━━━━━ Stored records

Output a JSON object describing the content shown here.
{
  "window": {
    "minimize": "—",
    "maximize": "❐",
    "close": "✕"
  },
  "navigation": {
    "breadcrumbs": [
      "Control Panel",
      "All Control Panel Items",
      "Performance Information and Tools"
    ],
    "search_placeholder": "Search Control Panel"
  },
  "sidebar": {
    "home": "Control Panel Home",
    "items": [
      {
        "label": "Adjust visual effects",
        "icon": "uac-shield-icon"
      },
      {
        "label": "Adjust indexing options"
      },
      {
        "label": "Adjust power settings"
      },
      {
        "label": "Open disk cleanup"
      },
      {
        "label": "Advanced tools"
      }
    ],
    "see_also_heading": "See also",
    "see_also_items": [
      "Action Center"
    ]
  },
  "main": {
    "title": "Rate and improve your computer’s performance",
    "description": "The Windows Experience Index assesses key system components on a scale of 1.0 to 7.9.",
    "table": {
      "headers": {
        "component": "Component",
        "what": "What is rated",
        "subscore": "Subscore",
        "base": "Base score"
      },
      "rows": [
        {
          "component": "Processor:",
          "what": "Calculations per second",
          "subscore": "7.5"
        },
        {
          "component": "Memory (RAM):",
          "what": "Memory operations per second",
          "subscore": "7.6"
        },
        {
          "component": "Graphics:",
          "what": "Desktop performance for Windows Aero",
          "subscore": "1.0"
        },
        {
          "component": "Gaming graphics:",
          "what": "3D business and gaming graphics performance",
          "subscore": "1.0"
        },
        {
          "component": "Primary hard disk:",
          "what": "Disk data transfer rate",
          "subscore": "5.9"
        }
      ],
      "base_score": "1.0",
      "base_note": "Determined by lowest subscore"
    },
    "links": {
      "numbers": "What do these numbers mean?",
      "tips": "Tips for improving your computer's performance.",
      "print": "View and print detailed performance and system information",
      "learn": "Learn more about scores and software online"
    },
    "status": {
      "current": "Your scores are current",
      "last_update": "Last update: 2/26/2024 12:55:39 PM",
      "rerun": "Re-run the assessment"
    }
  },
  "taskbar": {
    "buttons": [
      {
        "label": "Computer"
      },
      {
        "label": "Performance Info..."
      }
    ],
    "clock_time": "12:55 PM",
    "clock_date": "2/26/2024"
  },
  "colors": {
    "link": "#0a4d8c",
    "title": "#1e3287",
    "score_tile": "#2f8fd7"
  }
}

━━━━━━━━━━
━━━━━ Stored records

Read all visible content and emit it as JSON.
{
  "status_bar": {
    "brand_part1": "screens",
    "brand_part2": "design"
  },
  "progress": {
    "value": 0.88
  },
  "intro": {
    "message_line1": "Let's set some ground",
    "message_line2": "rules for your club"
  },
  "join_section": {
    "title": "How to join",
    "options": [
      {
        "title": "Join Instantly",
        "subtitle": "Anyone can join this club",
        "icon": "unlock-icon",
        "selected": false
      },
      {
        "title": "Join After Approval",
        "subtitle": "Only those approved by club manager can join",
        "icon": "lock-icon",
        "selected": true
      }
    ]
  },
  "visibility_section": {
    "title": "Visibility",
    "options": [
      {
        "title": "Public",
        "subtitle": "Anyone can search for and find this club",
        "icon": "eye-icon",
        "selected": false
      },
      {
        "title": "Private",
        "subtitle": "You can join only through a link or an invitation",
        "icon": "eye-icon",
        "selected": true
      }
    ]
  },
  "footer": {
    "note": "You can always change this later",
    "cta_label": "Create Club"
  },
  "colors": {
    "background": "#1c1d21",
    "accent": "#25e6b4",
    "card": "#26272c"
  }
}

━━━━━━━━━━

--- Problem details ---
Filter the records above and return every line that holds the word "subscore".

--- Output ---
        "subscore": "Subscore",
          "subscore": "7.5"
          "subscore": "7.6"
          "subscore": "1.0"
          "subscore": "1.0"
          "subscore": "5.9"
      "base_note": "Determined by lowest subscore"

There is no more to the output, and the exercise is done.